What you will do
Find and return each line containing "title".

Raw records
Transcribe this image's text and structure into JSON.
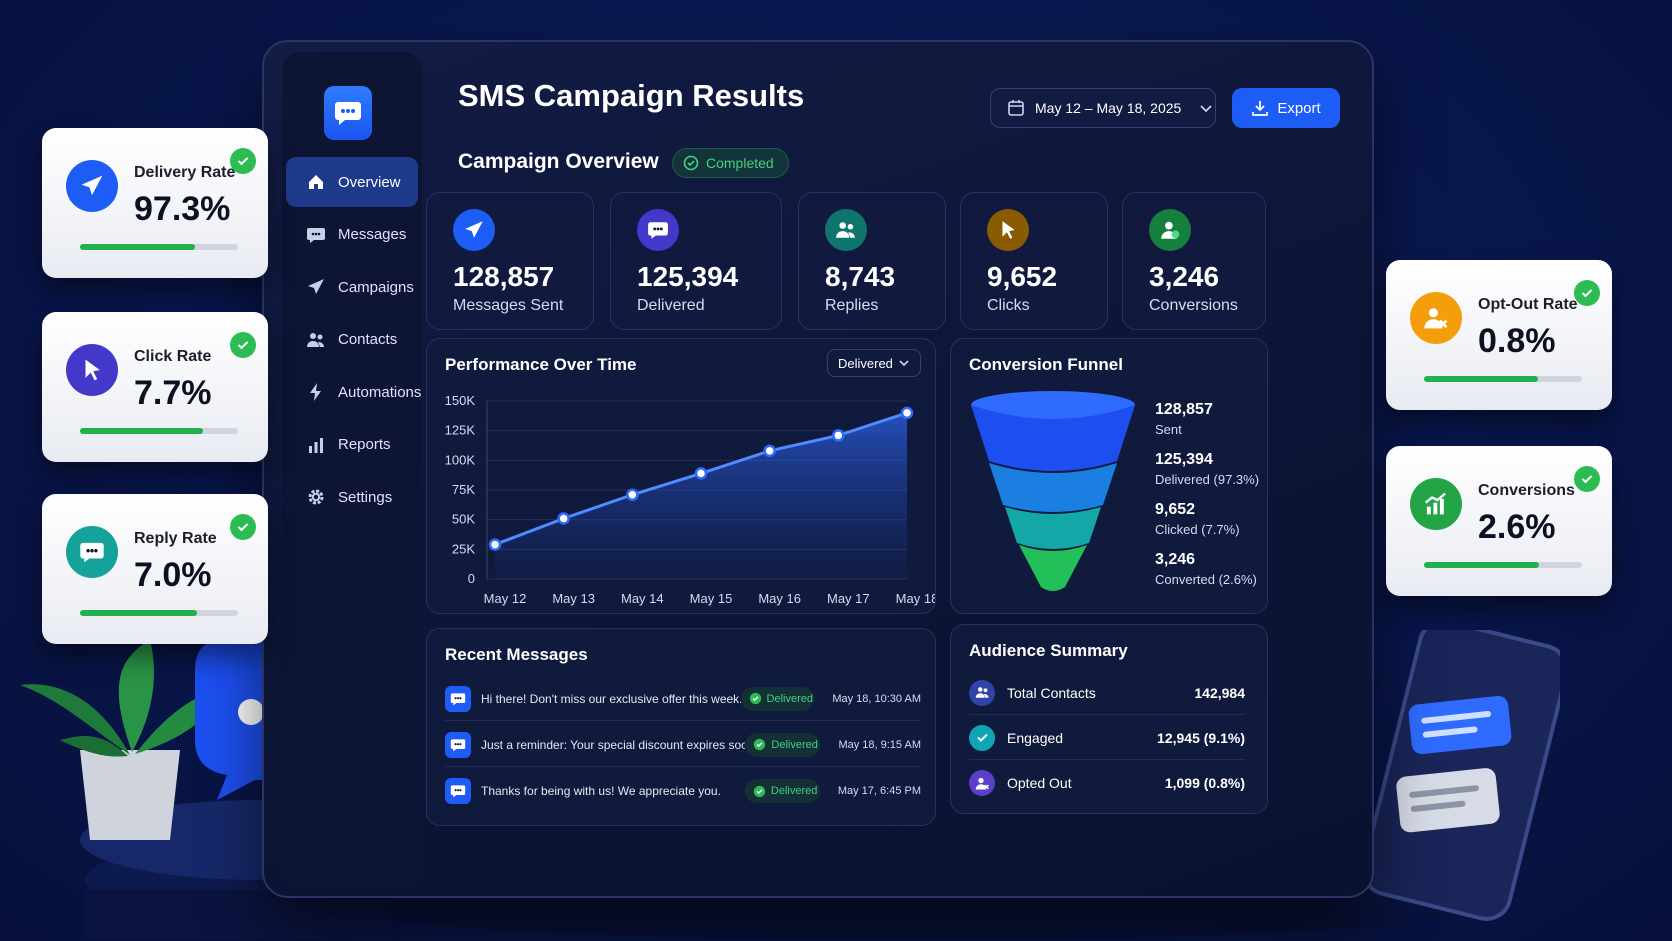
{
  "app": {
    "title": "SMS Campaign Results",
    "date_range": "May 12 – May 18, 2025",
    "export_label": "Export"
  },
  "sidebar": {
    "items": [
      {
        "label": "Overview",
        "icon": "home-icon",
        "active": true
      },
      {
        "label": "Messages",
        "icon": "chat-icon"
      },
      {
        "label": "Campaigns",
        "icon": "send-icon"
      },
      {
        "label": "Contacts",
        "icon": "users-icon"
      },
      {
        "label": "Automations",
        "icon": "bolt-icon"
      },
      {
        "label": "Reports",
        "icon": "bar-chart-icon"
      },
      {
        "label": "Settings",
        "icon": "gear-icon"
      }
    ]
  },
  "overview": {
    "title": "Campaign Overview",
    "status": "Completed",
    "stats": [
      {
        "value": "128,857",
        "label": "Messages Sent",
        "icon": "send-icon",
        "color": "#1d5cf5"
      },
      {
        "value": "125,394",
        "label": "Delivered",
        "icon": "chat-icon",
        "color": "#4338ca"
      },
      {
        "value": "8,743",
        "label": "Replies",
        "icon": "users-icon",
        "color": "#0f766e"
      },
      {
        "value": "9,652",
        "label": "Clicks",
        "icon": "cursor-icon",
        "color": "#8a5a00"
      },
      {
        "value": "3,246",
        "label": "Conversions",
        "icon": "user-check-icon",
        "color": "#15803d"
      }
    ]
  },
  "performance": {
    "title": "Performance Over Time",
    "dropdown": "Delivered"
  },
  "chart_data": {
    "type": "area",
    "categories": [
      "May 12",
      "May 13",
      "May 14",
      "May 15",
      "May 16",
      "May 17",
      "May 18"
    ],
    "series": [
      {
        "values": [
          29000,
          51000,
          71000,
          89000,
          108000,
          121000,
          140000
        ]
      }
    ],
    "ylim": [
      0,
      150000
    ],
    "yticks": [
      "0",
      "25K",
      "50K",
      "75K",
      "100K",
      "125K",
      "150K"
    ],
    "grid": true
  },
  "funnel": {
    "title": "Conversion Funnel",
    "stages": [
      {
        "value": "128,857",
        "label": "Sent",
        "color": "#1d4ff0"
      },
      {
        "value": "125,394",
        "label": "Delivered (97.3%)",
        "color": "#1a7fe0"
      },
      {
        "value": "9,652",
        "label": "Clicked (7.7%)",
        "color": "#13a7a8"
      },
      {
        "value": "3,246",
        "label": "Converted (2.6%)",
        "color": "#23c05a"
      }
    ]
  },
  "recent_messages": {
    "title": "Recent Messages",
    "items": [
      {
        "text": "Hi there! Don't miss our exclusive offer this week.",
        "status": "Delivered",
        "time": "May 18, 10:30 AM"
      },
      {
        "text": "Just a reminder: Your special discount expires soon!",
        "status": "Delivered",
        "time": "May 18, 9:15 AM"
      },
      {
        "text": "Thanks for being with us! We appreciate you.",
        "status": "Delivered",
        "time": "May 17, 6:45 PM"
      }
    ]
  },
  "audience": {
    "title": "Audience Summary",
    "items": [
      {
        "label": "Total Contacts",
        "value": "142,984",
        "icon": "users-icon",
        "color": "#3044a8"
      },
      {
        "label": "Engaged",
        "value": "12,945 (9.1%)",
        "icon": "check-icon",
        "color": "#0ea5b5"
      },
      {
        "label": "Opted Out",
        "value": "1,099 (0.8%)",
        "icon": "user-minus-icon",
        "color": "#5b3fc8"
      }
    ]
  },
  "floating_cards": [
    {
      "label": "Delivery Rate",
      "value": "97.3%",
      "level": 0.73,
      "icon": "send-icon",
      "color": "#1d5cf5"
    },
    {
      "label": "Click Rate",
      "value": "7.7%",
      "level": 0.78,
      "icon": "cursor-icon",
      "color": "#4338ca"
    },
    {
      "label": "Reply Rate",
      "value": "7.0%",
      "level": 0.74,
      "icon": "chat-icon",
      "color": "#14a39a"
    },
    {
      "label": "Opt-Out Rate",
      "value": "0.8%",
      "level": 0.72,
      "icon": "user-minus-icon",
      "color": "#f59e0b"
    },
    {
      "label": "Conversions",
      "value": "2.6%",
      "level": 0.73,
      "icon": "growth-icon",
      "color": "#22a447"
    }
  ]
}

Exercise response
    "title": "SMS Campaign Results",
    "title": "Campaign Overview",
    "title": "Performance Over Time",
    "title": "Conversion Funnel",
    "title": "Recent Messages",
    "title": "Audience Summary",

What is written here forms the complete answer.